What to produce -
Look for the string "Wallet" and copy every line that has it.
----- Entries shown -----
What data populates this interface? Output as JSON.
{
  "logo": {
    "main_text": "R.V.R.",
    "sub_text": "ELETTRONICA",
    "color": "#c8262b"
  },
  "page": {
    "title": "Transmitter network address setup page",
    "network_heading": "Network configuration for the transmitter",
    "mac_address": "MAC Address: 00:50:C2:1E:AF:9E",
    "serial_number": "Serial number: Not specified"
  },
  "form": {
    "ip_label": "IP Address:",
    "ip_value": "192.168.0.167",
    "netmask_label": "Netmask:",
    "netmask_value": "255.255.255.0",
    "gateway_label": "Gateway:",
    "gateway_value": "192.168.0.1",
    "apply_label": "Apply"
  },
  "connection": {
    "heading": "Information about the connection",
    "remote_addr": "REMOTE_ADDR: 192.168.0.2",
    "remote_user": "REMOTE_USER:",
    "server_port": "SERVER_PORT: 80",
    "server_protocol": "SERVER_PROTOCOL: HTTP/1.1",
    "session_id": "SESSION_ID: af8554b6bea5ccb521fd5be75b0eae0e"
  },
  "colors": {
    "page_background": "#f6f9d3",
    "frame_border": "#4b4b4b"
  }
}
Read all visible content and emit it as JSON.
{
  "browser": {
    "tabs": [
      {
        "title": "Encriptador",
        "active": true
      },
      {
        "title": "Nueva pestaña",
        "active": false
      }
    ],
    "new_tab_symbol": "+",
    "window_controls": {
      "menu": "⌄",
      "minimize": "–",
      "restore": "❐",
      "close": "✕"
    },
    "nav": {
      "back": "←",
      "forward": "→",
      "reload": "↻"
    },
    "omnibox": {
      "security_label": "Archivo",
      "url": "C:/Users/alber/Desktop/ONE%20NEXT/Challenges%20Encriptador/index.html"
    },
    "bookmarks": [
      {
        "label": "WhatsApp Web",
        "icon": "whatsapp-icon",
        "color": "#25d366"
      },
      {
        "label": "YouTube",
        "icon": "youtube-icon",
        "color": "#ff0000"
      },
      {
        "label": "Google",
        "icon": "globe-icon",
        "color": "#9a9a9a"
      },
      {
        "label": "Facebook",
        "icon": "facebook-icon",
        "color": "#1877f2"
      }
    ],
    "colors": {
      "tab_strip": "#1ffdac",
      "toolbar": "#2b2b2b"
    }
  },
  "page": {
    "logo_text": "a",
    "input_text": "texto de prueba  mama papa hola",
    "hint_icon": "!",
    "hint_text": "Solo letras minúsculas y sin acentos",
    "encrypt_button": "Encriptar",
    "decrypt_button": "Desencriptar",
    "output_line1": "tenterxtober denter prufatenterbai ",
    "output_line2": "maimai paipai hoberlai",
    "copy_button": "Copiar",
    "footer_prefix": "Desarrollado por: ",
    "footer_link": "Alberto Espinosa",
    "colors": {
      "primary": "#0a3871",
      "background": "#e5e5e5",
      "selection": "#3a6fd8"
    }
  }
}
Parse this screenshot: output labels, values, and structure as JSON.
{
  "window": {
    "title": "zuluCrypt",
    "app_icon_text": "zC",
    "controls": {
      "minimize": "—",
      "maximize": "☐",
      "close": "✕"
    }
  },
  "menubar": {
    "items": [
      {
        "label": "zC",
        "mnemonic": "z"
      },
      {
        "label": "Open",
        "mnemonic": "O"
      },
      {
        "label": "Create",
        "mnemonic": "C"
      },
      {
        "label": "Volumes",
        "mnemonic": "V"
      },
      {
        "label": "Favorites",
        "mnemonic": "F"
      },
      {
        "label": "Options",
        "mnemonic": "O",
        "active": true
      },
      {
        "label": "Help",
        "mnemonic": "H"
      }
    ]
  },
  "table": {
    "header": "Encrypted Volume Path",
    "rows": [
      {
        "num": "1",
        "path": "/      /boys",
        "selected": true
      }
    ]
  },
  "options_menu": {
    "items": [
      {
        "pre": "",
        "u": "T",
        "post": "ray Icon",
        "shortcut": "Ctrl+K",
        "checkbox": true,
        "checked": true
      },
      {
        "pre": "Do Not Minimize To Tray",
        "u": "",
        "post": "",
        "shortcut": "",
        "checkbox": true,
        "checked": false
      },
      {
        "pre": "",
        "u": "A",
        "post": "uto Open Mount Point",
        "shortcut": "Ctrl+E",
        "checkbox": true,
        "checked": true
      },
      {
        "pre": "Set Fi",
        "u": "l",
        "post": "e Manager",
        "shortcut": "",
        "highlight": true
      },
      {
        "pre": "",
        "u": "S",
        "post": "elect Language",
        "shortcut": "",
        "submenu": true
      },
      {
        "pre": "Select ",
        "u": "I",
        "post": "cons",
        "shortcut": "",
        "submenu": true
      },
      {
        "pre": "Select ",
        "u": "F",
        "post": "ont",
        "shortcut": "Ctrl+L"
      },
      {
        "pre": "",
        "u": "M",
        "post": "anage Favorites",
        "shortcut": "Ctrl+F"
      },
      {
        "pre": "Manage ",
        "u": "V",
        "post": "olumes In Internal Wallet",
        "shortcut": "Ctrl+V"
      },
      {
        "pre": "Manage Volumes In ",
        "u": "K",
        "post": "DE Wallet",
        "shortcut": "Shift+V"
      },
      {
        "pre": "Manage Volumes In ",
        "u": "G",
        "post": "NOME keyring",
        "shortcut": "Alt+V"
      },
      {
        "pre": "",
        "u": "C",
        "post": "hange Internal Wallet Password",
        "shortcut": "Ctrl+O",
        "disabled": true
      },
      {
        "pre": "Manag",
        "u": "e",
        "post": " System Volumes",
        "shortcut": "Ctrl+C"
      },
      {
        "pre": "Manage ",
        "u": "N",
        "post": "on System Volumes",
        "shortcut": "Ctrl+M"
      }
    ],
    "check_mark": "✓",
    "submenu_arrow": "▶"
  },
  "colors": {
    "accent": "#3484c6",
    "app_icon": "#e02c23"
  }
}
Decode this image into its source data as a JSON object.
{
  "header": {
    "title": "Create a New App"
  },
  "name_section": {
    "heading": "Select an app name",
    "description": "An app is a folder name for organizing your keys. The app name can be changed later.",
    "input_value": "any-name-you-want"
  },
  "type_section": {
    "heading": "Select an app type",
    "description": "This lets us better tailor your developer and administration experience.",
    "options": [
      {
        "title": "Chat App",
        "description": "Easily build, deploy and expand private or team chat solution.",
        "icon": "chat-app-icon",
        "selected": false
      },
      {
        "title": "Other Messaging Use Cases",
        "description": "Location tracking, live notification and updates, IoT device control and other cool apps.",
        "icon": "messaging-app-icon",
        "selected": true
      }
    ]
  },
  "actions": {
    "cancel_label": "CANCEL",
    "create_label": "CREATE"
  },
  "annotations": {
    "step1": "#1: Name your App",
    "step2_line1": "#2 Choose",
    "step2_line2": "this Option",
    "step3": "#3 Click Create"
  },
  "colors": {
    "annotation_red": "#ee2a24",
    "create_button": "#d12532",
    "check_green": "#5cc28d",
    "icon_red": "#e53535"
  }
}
-----
Answer -
        "post": "olumes In Internal Wallet",
        "post": "DE Wallet",
        "post": "hange Internal Wallet Password",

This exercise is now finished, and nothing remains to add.